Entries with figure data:

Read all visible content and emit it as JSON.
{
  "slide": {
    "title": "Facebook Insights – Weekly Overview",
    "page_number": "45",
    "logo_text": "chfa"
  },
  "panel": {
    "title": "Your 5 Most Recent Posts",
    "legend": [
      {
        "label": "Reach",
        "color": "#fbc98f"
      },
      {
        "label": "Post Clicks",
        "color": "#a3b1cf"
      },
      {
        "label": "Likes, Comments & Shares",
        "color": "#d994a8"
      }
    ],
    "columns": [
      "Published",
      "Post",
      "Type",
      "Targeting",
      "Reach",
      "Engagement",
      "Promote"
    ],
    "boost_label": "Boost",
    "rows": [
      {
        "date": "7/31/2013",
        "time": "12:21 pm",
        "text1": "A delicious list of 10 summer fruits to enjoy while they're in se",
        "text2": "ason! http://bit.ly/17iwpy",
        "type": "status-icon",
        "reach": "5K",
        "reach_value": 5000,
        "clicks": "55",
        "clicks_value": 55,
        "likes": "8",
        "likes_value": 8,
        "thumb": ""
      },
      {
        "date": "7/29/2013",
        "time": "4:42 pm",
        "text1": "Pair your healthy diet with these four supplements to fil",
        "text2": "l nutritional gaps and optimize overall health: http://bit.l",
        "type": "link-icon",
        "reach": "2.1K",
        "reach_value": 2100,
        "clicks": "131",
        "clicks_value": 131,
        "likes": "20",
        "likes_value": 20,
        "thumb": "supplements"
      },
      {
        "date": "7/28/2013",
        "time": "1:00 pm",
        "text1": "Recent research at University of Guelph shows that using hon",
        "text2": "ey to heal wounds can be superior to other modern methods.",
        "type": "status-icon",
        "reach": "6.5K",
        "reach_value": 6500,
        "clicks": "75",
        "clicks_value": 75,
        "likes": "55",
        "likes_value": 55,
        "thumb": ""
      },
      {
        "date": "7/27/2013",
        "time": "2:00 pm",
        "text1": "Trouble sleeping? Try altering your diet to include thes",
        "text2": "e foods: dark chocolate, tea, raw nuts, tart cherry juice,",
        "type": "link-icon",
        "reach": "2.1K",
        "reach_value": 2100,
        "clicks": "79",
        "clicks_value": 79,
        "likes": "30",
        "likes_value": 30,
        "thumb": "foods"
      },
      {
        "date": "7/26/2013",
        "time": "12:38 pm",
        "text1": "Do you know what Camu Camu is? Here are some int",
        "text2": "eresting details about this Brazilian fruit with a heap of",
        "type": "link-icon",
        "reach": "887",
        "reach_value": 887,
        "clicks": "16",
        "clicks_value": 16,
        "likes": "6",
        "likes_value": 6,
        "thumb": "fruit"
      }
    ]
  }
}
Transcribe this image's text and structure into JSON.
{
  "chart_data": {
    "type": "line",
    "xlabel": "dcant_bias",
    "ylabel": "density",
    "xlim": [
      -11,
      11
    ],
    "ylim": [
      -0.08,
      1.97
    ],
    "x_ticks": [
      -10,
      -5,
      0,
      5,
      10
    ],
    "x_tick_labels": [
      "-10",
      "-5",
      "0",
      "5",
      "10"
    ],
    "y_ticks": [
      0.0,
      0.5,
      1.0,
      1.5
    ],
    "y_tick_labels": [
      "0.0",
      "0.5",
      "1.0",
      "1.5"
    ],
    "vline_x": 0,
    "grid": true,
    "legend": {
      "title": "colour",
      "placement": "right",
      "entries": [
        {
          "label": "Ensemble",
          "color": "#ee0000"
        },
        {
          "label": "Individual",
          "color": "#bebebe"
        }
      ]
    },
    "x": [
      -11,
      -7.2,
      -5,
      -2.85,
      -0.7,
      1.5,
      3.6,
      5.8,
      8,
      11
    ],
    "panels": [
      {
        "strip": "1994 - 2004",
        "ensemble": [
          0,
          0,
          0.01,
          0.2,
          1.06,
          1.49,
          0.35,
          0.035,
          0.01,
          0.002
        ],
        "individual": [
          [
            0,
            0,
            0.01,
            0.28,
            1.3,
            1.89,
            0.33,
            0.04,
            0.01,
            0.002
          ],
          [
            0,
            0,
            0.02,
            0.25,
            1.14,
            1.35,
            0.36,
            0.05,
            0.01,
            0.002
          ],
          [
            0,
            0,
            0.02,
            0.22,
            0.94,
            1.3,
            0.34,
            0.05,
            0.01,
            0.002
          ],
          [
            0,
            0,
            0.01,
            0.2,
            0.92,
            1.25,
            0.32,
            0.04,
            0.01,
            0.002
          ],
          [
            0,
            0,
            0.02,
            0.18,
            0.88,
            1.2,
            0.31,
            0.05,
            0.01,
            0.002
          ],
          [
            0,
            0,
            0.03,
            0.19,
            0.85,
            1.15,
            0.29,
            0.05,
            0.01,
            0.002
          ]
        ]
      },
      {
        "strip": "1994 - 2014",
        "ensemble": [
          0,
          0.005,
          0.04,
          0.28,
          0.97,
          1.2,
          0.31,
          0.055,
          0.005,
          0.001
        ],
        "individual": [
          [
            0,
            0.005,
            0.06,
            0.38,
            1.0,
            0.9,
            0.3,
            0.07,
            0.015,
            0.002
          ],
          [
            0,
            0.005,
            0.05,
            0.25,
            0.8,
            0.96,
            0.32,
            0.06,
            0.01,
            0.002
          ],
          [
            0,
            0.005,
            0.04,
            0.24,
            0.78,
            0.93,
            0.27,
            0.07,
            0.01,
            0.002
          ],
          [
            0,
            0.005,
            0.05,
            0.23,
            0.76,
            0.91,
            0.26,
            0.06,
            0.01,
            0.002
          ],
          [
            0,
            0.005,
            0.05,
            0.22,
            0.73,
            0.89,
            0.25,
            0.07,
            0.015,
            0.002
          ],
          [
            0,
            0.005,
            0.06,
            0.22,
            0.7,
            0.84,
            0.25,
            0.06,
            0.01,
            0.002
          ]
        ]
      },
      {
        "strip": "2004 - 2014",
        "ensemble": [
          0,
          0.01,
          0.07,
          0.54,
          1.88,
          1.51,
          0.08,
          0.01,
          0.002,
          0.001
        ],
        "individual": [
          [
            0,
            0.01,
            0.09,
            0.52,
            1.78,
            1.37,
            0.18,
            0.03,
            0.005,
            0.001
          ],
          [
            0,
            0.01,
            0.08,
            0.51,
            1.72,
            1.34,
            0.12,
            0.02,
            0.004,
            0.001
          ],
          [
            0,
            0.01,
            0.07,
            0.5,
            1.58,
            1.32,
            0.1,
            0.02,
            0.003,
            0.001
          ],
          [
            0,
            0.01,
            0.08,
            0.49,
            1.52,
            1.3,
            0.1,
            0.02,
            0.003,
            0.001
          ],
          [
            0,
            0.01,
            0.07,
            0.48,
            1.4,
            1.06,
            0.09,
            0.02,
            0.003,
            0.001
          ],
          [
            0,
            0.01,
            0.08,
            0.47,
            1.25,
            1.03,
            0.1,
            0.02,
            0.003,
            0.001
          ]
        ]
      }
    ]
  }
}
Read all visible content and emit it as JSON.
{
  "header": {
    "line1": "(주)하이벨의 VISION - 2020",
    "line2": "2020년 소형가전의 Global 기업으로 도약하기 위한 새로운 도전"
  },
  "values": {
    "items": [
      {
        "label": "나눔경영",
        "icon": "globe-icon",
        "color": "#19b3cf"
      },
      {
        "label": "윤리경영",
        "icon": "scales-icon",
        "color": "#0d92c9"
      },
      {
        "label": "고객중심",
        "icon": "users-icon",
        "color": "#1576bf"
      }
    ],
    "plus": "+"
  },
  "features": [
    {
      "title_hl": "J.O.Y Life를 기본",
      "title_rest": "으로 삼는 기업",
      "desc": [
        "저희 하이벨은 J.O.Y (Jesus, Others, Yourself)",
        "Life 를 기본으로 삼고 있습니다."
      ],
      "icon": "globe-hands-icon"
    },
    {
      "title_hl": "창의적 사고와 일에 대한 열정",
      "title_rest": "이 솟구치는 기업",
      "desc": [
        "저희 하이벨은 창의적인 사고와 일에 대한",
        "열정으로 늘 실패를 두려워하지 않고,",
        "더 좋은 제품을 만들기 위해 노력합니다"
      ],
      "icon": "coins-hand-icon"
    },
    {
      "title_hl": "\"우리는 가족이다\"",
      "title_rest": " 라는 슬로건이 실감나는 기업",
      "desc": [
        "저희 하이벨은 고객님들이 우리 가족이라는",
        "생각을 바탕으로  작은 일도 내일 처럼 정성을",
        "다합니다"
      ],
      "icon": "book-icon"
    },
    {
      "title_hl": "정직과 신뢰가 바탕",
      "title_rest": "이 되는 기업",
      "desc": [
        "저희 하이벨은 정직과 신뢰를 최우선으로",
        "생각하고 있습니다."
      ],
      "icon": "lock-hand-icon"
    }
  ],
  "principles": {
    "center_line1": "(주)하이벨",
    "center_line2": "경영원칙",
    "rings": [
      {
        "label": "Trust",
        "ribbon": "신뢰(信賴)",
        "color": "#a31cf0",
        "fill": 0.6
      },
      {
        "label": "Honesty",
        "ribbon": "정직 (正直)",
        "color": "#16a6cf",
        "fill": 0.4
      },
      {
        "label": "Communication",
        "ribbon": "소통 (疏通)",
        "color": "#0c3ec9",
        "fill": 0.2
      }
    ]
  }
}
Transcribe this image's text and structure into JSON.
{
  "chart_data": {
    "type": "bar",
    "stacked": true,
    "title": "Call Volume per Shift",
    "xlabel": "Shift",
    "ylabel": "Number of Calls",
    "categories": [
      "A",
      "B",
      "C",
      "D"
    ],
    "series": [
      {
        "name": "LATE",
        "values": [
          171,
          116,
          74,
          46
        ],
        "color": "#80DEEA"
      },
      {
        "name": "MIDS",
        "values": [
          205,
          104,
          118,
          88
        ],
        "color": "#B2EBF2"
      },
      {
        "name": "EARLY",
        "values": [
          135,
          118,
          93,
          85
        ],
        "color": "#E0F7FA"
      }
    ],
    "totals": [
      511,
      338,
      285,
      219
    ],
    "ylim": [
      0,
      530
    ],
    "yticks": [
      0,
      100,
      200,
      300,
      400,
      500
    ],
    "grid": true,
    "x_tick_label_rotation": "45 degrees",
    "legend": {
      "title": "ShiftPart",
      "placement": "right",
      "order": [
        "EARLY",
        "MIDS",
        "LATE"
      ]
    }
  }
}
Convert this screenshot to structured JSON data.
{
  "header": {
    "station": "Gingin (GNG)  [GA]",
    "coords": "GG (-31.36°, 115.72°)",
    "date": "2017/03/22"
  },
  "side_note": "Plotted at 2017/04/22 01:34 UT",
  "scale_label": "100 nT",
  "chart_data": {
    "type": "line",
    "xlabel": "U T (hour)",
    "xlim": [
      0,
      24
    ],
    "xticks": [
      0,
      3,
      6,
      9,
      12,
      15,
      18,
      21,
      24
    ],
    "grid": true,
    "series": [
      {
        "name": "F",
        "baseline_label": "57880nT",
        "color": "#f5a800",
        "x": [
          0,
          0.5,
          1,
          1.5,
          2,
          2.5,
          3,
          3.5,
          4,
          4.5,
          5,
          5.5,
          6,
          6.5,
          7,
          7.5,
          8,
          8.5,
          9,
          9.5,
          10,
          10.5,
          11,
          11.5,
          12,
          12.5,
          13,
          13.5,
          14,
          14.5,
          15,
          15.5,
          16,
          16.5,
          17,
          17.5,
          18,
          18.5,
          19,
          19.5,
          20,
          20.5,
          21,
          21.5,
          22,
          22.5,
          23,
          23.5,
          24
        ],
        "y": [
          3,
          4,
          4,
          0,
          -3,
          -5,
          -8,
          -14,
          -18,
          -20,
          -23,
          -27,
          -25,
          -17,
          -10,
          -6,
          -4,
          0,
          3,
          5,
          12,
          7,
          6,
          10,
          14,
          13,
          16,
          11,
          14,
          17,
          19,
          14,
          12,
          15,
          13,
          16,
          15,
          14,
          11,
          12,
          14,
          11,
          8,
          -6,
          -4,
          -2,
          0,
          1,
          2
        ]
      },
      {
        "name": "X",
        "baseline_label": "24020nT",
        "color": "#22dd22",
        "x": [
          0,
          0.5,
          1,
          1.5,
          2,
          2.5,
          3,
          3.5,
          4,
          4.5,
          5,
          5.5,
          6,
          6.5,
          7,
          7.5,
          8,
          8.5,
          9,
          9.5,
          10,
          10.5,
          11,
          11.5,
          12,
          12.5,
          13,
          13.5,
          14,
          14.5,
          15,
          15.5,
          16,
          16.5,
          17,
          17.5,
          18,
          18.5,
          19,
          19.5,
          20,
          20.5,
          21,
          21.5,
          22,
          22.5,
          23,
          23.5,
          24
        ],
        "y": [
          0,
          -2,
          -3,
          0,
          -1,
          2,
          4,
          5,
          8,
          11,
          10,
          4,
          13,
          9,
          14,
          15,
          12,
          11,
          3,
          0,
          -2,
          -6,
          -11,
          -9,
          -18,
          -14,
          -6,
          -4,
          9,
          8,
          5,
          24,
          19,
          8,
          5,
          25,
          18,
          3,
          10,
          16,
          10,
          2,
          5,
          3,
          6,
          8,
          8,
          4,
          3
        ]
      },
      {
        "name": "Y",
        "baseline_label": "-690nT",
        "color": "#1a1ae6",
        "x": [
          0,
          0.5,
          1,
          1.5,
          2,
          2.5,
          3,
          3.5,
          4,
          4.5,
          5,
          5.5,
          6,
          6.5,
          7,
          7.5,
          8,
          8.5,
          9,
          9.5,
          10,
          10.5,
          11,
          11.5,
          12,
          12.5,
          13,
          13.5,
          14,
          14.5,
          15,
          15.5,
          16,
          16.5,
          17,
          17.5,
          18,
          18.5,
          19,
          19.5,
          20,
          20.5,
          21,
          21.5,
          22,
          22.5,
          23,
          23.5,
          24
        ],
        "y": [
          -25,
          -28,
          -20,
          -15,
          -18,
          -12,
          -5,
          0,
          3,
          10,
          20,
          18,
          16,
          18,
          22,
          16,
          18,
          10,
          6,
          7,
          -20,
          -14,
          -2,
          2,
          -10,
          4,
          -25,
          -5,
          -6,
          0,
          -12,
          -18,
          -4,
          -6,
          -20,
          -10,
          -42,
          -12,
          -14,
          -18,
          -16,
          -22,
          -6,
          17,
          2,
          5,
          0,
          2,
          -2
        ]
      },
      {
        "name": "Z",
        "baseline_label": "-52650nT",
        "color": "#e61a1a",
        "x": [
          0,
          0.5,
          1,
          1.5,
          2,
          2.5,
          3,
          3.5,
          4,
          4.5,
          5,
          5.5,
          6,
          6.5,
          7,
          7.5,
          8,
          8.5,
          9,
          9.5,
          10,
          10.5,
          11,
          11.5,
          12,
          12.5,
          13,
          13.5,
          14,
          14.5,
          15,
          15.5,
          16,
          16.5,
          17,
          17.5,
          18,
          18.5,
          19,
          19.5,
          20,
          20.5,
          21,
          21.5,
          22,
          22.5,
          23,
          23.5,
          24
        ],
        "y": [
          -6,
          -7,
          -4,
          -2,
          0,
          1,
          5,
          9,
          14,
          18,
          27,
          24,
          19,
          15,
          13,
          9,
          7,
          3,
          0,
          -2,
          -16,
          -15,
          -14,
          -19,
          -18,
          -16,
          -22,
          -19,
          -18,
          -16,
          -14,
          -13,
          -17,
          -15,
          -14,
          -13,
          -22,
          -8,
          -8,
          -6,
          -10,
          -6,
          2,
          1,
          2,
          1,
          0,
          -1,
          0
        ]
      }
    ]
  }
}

* EXERCISE DETAILS: Scan the listing above. Gather each line that contains the word "time".

* TASK RESULT:
        "time": "12:21 pm",
        "time": "4:42 pm",
        "time": "1:00 pm",
        "time": "2:00 pm",
        "time": "12:38 pm",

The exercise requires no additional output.